_Requirement 1_.
Write every line of the entries as a JSON list of strings, one string per line, skipping blank lines. Include everything from the first line of the entries down to the line that contains "237, 31, 252]", both ends included.

Business from the noughties
Lithuania has become the largest European channel for smuggling rare fossil derivatives from Russia — mammoth tusks, woolly rhinoceros skulls and other fossil animal remains, the Russian Federal Customs Service told Izvestia. More often than in this country, illegal exports in 2025 were carried out only to Mongolia and China, the agency noted. Izvestia, in the course of its investigation, identified the alleged organizer of this channel. Lithuania was probably made the main hub for transshipment of derivatives to Europe by Nikolai Ivanyushin, a former antique dealer from Primorsky Krai.
From the materials of the investigations, which were conducted independently in Russia and Lithuania, it follows that he hired teams of illegal derivatives miners in Yakutia, had warehouses in the Russian Federation and Lithuania, and forged accompanying documents for the cargo. He also attracted his wife, a Lithuanian citizen known for her anti-Russian political position, to his business.

_Requirement 2_.
List every country named in the article on fossil smuggling.

_Records for the exercise_.
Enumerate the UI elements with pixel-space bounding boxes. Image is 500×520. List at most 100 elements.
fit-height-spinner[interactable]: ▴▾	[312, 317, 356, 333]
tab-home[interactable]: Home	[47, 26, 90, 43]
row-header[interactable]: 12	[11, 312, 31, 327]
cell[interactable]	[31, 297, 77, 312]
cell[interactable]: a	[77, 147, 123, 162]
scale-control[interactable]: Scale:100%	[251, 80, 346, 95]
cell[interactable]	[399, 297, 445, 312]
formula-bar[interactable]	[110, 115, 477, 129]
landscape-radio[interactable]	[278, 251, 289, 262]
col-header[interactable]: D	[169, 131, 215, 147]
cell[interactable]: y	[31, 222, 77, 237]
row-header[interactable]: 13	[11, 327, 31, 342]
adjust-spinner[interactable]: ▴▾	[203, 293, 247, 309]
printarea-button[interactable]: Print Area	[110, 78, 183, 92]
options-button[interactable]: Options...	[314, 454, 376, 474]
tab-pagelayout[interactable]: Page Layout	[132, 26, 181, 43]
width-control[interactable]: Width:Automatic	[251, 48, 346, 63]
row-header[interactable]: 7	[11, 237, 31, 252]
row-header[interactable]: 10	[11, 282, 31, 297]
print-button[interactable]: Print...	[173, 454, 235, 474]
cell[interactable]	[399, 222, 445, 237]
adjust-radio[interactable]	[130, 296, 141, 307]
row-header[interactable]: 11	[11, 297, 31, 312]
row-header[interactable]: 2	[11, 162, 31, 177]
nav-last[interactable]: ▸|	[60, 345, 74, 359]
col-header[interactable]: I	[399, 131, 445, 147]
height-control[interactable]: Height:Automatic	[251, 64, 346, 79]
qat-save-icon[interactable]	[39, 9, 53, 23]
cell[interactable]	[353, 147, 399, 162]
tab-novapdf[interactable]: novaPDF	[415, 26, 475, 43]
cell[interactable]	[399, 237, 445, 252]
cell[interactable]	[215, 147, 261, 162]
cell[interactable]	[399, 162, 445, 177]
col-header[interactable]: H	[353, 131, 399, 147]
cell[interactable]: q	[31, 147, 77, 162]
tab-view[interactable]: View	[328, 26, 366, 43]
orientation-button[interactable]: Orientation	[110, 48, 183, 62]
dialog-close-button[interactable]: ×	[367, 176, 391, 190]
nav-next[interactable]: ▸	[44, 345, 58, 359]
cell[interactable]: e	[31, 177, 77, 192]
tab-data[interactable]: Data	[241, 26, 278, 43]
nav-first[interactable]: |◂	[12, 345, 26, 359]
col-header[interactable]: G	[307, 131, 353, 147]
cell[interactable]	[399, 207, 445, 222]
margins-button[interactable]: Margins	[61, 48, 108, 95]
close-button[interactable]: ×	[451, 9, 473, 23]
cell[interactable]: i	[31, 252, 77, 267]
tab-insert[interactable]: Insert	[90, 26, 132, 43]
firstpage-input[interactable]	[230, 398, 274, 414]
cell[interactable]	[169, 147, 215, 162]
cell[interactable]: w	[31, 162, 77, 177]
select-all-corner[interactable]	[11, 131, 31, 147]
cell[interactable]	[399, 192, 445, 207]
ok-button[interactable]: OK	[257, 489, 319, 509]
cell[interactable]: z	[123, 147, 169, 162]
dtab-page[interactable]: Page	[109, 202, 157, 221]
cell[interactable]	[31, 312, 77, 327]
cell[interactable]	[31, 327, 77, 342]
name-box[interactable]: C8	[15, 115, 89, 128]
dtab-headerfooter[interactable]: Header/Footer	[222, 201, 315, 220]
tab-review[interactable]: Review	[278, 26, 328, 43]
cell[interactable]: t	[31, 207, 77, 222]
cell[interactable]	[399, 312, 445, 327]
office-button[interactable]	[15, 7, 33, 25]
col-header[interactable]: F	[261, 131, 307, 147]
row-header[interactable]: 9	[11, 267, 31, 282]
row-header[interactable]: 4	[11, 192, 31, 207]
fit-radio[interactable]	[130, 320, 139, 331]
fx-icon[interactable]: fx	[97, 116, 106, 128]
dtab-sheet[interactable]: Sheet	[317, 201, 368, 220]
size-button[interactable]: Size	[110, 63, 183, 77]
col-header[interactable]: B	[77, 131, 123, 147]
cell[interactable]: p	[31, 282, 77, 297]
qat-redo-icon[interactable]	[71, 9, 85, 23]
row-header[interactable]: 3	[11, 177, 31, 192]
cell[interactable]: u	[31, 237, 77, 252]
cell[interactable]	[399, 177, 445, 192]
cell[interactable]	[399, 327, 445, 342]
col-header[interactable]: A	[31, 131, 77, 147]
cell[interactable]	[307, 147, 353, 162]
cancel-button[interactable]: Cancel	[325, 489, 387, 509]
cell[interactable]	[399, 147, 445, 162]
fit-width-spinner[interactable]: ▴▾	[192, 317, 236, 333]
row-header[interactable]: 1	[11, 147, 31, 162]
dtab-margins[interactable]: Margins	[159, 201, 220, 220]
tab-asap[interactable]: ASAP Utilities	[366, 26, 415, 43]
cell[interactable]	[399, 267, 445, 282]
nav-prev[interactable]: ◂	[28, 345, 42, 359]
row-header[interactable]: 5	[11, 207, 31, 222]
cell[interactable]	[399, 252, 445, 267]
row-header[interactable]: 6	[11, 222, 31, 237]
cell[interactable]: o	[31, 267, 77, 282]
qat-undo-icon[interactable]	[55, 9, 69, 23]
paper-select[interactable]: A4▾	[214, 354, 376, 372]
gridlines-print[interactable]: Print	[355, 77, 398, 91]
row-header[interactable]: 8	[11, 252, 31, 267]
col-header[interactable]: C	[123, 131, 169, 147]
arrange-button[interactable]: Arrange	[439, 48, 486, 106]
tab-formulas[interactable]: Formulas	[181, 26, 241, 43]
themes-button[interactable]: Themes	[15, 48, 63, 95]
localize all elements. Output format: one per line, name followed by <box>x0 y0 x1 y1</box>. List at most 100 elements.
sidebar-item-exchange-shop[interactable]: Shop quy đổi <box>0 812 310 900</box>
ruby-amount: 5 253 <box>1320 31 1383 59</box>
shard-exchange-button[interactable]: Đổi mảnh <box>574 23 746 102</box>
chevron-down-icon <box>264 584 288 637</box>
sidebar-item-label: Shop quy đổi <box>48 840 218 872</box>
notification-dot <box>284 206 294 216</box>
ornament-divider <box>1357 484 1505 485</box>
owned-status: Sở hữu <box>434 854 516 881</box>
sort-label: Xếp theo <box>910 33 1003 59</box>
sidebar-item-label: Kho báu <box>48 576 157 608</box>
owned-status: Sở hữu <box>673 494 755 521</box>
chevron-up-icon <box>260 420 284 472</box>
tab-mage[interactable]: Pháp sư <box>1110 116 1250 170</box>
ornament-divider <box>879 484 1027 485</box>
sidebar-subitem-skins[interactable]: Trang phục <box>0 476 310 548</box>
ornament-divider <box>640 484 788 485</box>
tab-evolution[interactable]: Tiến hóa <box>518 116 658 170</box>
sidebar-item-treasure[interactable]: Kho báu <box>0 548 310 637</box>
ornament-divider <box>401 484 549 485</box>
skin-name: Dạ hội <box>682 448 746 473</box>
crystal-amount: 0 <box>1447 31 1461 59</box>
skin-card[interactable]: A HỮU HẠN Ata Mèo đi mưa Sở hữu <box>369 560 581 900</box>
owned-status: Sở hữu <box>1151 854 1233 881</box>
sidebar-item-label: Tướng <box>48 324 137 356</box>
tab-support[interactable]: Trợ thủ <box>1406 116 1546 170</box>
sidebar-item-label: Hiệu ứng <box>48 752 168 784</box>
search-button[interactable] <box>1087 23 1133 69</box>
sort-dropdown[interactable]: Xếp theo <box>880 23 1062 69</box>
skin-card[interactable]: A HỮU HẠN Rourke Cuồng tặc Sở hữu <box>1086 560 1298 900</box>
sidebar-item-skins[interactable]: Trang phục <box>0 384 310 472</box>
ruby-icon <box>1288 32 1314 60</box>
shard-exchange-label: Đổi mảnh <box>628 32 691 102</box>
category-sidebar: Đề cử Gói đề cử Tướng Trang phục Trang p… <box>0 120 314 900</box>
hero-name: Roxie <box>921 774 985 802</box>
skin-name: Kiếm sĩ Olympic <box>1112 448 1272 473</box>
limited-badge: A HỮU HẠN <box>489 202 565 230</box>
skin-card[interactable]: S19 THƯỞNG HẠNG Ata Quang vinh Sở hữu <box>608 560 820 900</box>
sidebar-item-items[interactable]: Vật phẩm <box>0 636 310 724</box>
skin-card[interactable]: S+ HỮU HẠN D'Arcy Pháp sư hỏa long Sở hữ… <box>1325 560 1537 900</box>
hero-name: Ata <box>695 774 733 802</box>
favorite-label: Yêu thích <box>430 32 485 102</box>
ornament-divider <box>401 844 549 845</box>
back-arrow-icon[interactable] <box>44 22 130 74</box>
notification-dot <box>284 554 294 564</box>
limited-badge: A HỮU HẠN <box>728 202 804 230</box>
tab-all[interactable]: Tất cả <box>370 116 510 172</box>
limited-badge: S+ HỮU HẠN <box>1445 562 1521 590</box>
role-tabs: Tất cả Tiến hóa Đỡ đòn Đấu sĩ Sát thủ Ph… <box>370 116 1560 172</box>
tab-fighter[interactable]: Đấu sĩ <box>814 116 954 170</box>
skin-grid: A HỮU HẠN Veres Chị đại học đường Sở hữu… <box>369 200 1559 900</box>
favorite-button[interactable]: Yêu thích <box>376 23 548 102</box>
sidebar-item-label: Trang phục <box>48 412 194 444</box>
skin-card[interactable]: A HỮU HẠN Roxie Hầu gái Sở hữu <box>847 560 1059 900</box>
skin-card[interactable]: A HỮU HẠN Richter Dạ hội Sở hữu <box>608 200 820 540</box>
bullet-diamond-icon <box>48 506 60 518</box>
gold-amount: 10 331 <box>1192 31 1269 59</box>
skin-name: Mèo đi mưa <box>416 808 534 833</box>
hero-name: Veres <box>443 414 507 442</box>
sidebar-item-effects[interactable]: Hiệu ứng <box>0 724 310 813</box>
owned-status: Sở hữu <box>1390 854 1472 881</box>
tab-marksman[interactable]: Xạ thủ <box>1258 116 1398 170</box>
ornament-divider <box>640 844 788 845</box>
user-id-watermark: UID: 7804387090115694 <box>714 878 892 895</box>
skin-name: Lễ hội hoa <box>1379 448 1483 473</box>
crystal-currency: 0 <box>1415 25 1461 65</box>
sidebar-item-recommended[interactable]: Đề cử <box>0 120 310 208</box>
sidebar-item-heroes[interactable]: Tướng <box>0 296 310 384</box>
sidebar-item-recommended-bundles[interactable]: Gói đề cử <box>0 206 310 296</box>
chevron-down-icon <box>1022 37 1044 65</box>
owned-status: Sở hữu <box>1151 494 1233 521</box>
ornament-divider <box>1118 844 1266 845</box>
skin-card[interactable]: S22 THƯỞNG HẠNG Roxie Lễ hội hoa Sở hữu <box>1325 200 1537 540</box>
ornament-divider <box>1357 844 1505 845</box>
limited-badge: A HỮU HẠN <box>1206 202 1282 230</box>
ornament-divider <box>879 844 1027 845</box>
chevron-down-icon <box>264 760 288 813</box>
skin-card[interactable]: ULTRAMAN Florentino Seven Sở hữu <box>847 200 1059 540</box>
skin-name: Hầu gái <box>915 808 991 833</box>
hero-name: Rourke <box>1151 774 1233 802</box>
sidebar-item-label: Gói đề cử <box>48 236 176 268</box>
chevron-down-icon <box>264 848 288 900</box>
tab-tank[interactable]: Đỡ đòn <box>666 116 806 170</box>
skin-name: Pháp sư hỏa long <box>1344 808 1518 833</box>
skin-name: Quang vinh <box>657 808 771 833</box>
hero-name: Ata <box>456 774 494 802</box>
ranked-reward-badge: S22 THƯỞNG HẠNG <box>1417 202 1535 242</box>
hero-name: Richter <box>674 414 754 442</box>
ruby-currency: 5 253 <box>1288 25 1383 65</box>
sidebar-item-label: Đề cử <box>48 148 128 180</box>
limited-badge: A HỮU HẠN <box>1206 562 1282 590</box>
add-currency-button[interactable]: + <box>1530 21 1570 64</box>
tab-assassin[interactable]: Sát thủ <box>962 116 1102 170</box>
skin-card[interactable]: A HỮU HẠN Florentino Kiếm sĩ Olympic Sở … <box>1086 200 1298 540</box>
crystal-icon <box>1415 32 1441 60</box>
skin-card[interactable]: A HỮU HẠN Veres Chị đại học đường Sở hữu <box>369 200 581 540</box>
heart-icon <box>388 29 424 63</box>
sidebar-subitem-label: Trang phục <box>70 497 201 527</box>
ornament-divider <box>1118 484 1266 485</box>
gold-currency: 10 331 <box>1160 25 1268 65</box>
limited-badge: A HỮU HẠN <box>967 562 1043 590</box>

_Task result 1_.
[
  "Enumerate the UI elements with pixel-space bounding boxes. Image is 500×520. List at most 100 elements.",
  "fit-height-spinner[interactable]: ▴▾\t[312, 317, 356, 333]",
  "tab-home[interactable]: Home\t[47, 26, 90, 43]",
  "row-header[interactable]: 12\t[11, 312, 31, 327]",
  "cell[interactable]\t[31, 297, 77, 312]",
  "cell[interactable]: a\t[77, 147, 123, 162]",
  "scale-control[interactable]: Scale:100%\t[251, 80, 346, 95]",
  "cell[interactable]\t[399, 297, 445, 312]",
  "formula-bar[interactable]\t[110, 115, 477, 129]",
  "landscape-radio[interactable]\t[278, 251, 289, 262]",
  "col-header[interactable]: D\t[169, 131, 215, 147]",
  "cell[interactable]: y\t[31, 222, 77, 237]",
  "row-header[interactable]: 13\t[11, 327, 31, 342]",
  "adjust-spinner[interactable]: ▴▾\t[203, 293, 247, 309]",
  "printarea-button[interactable]: Print Area\t[110, 78, 183, 92]",
  "options-button[interactable]: Options...\t[314, 454, 376, 474]",
  "tab-pagelayout[interactable]: Page Layout\t[132, 26, 181, 43]",
  "width-control[interactable]: Width:Automatic\t[251, 48, 346, 63]",
  "row-header[interactable]: 7\t[11, 237, 31, 252]"
]

_Task result 2_.
Lithuania, Russia, Mongolia, China